*Given exercise*
Print every entry exactly as written.

*Dataset*
╭──
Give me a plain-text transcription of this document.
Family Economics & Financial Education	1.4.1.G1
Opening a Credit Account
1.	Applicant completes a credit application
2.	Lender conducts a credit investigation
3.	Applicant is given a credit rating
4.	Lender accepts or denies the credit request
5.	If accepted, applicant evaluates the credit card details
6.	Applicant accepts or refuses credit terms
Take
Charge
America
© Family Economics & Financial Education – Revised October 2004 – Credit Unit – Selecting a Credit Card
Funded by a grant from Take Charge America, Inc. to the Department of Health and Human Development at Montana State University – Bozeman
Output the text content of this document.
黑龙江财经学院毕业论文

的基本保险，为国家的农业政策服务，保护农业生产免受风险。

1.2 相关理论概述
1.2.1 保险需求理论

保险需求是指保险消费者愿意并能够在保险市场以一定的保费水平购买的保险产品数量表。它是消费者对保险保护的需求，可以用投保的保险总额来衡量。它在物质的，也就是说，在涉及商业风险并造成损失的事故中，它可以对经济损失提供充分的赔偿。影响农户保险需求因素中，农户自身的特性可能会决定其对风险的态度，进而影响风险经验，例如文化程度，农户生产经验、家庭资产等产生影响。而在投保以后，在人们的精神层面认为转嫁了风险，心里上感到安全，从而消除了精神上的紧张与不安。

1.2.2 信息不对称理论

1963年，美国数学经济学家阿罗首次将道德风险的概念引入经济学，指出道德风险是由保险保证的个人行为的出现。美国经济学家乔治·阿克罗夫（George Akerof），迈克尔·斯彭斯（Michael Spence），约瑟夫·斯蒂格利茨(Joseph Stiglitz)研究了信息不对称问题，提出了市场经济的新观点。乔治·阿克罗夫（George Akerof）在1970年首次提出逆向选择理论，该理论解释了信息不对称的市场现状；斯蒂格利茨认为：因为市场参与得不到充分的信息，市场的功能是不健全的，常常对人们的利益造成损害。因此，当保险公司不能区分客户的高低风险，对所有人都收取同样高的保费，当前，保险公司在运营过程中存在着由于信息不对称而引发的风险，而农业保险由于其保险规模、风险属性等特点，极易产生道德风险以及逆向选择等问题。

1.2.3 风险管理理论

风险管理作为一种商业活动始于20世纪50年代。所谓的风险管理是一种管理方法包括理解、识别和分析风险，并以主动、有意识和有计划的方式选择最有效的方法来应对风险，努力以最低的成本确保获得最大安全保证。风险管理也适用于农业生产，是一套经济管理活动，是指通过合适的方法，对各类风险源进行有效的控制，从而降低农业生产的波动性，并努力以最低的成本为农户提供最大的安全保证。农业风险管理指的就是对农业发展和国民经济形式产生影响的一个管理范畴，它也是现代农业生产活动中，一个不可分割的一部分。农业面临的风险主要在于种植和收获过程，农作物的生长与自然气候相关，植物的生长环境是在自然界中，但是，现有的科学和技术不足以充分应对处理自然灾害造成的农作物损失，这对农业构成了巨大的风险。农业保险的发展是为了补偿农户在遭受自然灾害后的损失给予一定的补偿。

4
╰──
*Solution below*
Give me a plain-text transcription of this document.
Family Economics & Financial Education	1.4.1.G1
Opening a Credit Account
1.	Applicant completes a credit application
2.	Lender conducts a credit investigation
3.	Applicant is given a credit rating
4.	Lender accepts or denies the credit request
5.	If accepted, applicant evaluates the credit card details
6.	Applicant accepts or refuses credit terms
Take
Charge
America
© Family Economics & Financial Education – Revised October 2004 – Credit Unit – Selecting a Credit Card
Funded by a grant from Take Charge America, Inc. to the Department of Health and Human Development at Montana State University – Bozeman
Output the text content of this document.
黑龙江财经学院毕业论文

的基本保险，为国家的农业政策服务，保护农业生产免受风险。

1.2 相关理论概述
1.2.1 保险需求理论

保险需求是指保险消费者愿意并能够在保险市场以一定的保费水平购买的保险产品数量表。它是消费者对保险保护的需求，可以用投保的保险总额来衡量。它在物质的，也就是说，在涉及商业风险并造成损失的事故中，它可以对经济损失提供充分的赔偿。影响农户保险需求因素中，农户自身的特性可能会决定其对风险的态度，进而影响风险经验，例如文化程度，农户生产经验、家庭资产等产生影响。而在投保以后，在人们的精神层面认为转嫁了风险，心里上感到安全，从而消除了精神上的紧张与不安。

1.2.2 信息不对称理论

1963年，美国数学经济学家阿罗首次将道德风险的概念引入经济学，指出道德风险是由保险保证的个人行为的出现。美国经济学家乔治·阿克罗夫（George Akerof），迈克尔·斯彭斯（Michael Spence），约瑟夫·斯蒂格利茨(Joseph Stiglitz)研究了信息不对称问题，提出了市场经济的新观点。乔治·阿克罗夫（George Akerof）在1970年首次提出逆向选择理论，该理论解释了信息不对称的市场现状；斯蒂格利茨认为：因为市场参与得不到充分的信息，市场的功能是不健全的，常常对人们的利益造成损害。因此，当保险公司不能区分客户的高低风险，对所有人都收取同样高的保费，当前，保险公司在运营过程中存在着由于信息不对称而引发的风险，而农业保险由于其保险规模、风险属性等特点，极易产生道德风险以及逆向选择等问题。

1.2.3 风险管理理论

风险管理作为一种商业活动始于20世纪50年代。所谓的风险管理是一种管理方法包括理解、识别和分析风险，并以主动、有意识和有计划的方式选择最有效的方法来应对风险，努力以最低的成本确保获得最大安全保证。风险管理也适用于农业生产，是一套经济管理活动，是指通过合适的方法，对各类风险源进行有效的控制，从而降低农业生产的波动性，并努力以最低的成本为农户提供最大的安全保证。农业风险管理指的就是对农业发展和国民经济形式产生影响的一个管理范畴，它也是现代农业生产活动中，一个不可分割的一部分。农业面临的风险主要在于种植和收获过程，农作物的生长与自然气候相关，植物的生长环境是在自然界中，但是，现有的科学和技术不足以充分应对处理自然灾害造成的农作物损失，这对农业构成了巨大的风险。农业保险的发展是为了补偿农户在遭受自然灾害后的损失给予一定的补偿。

4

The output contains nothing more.